Your goal:
Repeat the whole of the data, keeping every detail the same.

Collection entries:
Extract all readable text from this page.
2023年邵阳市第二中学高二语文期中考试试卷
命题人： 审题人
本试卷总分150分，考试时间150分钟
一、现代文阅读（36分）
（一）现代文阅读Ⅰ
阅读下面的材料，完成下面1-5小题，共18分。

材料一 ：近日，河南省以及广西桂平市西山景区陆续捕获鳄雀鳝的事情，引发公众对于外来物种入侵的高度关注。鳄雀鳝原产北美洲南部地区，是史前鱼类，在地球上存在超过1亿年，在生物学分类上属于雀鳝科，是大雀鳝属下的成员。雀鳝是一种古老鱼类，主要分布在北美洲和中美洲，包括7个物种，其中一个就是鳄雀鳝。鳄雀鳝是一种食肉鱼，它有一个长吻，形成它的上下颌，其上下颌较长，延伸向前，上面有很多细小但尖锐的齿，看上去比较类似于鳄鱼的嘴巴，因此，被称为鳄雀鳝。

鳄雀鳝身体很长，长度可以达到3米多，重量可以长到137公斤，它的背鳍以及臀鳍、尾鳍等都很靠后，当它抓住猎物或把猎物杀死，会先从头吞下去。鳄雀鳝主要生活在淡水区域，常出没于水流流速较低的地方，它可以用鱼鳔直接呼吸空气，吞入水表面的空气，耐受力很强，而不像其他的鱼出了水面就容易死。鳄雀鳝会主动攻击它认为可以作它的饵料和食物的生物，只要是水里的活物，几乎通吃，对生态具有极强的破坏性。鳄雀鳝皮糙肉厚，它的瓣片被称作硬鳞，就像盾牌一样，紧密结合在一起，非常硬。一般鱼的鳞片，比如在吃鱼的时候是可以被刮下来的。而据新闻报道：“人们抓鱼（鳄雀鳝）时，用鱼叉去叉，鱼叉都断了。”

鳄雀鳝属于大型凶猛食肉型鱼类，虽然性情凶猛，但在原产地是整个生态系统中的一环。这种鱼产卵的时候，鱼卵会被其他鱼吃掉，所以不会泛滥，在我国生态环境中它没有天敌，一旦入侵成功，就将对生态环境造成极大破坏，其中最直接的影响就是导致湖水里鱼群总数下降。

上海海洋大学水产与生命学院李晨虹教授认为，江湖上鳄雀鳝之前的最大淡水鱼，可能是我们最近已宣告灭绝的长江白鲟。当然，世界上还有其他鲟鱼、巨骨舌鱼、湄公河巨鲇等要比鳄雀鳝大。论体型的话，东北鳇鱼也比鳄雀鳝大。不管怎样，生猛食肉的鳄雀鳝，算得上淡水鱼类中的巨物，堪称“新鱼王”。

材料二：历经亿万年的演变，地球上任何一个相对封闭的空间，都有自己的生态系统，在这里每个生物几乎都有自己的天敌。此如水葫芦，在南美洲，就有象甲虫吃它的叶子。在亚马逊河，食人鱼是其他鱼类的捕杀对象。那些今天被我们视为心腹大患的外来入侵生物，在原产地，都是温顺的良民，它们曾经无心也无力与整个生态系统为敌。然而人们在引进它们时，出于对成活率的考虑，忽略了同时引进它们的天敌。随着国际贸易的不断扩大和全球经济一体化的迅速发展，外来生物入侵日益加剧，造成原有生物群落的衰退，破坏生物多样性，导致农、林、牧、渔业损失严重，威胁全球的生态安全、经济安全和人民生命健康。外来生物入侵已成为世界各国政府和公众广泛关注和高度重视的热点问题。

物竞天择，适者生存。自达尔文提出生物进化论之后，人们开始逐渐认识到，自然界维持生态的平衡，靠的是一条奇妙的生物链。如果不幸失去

Result of the task:
Extract all readable text from this page.
2023年邵阳市第二中学高二语文期中考试试卷
命题人： 审题人
本试卷总分150分，考试时间150分钟
一、现代文阅读（36分）
（一）现代文阅读Ⅰ
阅读下面的材料，完成下面1-5小题，共18分。

材料一 ：近日，河南省以及广西桂平市西山景区陆续捕获鳄雀鳝的事情，引发公众对于外来物种入侵的高度关注。鳄雀鳝原产北美洲南部地区，是史前鱼类，在地球上存在超过1亿年，在生物学分类上属于雀鳝科，是大雀鳝属下的成员。雀鳝是一种古老鱼类，主要分布在北美洲和中美洲，包括7个物种，其中一个就是鳄雀鳝。鳄雀鳝是一种食肉鱼，它有一个长吻，形成它的上下颌，其上下颌较长，延伸向前，上面有很多细小但尖锐的齿，看上去比较类似于鳄鱼的嘴巴，因此，被称为鳄雀鳝。

鳄雀鳝身体很长，长度可以达到3米多，重量可以长到137公斤，它的背鳍以及臀鳍、尾鳍等都很靠后，当它抓住猎物或把猎物杀死，会先从头吞下去。鳄雀鳝主要生活在淡水区域，常出没于水流流速较低的地方，它可以用鱼鳔直接呼吸空气，吞入水表面的空气，耐受力很强，而不像其他的鱼出了水面就容易死。鳄雀鳝会主动攻击它认为可以作它的饵料和食物的生物，只要是水里的活物，几乎通吃，对生态具有极强的破坏性。鳄雀鳝皮糙肉厚，它的瓣片被称作硬鳞，就像盾牌一样，紧密结合在一起，非常硬。一般鱼的鳞片，比如在吃鱼的时候是可以被刮下来的。而据新闻报道：“人们抓鱼（鳄雀鳝）时，用鱼叉去叉，鱼叉都断了。”

鳄雀鳝属于大型凶猛食肉型鱼类，虽然性情凶猛，但在原产地是整个生态系统中的一环。这种鱼产卵的时候，鱼卵会被其他鱼吃掉，所以不会泛滥，在我国生态环境中它没有天敌，一旦入侵成功，就将对生态环境造成极大破坏，其中最直接的影响就是导致湖水里鱼群总数下降。

上海海洋大学水产与生命学院李晨虹教授认为，江湖上鳄雀鳝之前的最大淡水鱼，可能是我们最近已宣告灭绝的长江白鲟。当然，世界上还有其他鲟鱼、巨骨舌鱼、湄公河巨鲇等要比鳄雀鳝大。论体型的话，东北鳇鱼也比鳄雀鳝大。不管怎样，生猛食肉的鳄雀鳝，算得上淡水鱼类中的巨物，堪称“新鱼王”。

材料二：历经亿万年的演变，地球上任何一个相对封闭的空间，都有自己的生态系统，在这里每个生物几乎都有自己的天敌。此如水葫芦，在南美洲，就有象甲虫吃它的叶子。在亚马逊河，食人鱼是其他鱼类的捕杀对象。那些今天被我们视为心腹大患的外来入侵生物，在原产地，都是温顺的良民，它们曾经无心也无力与整个生态系统为敌。然而人们在引进它们时，出于对成活率的考虑，忽略了同时引进它们的天敌。随着国际贸易的不断扩大和全球经济一体化的迅速发展，外来生物入侵日益加剧，造成原有生物群落的衰退，破坏生物多样性，导致农、林、牧、渔业损失严重，威胁全球的生态安全、经济安全和人民生命健康。外来生物入侵已成为世界各国政府和公众广泛关注和高度重视的热点问题。

物竞天择，适者生存。自达尔文提出生物进化论之后，人们开始逐渐认识到，自然界维持生态的平衡，靠的是一条奇妙的生物链。如果不幸失去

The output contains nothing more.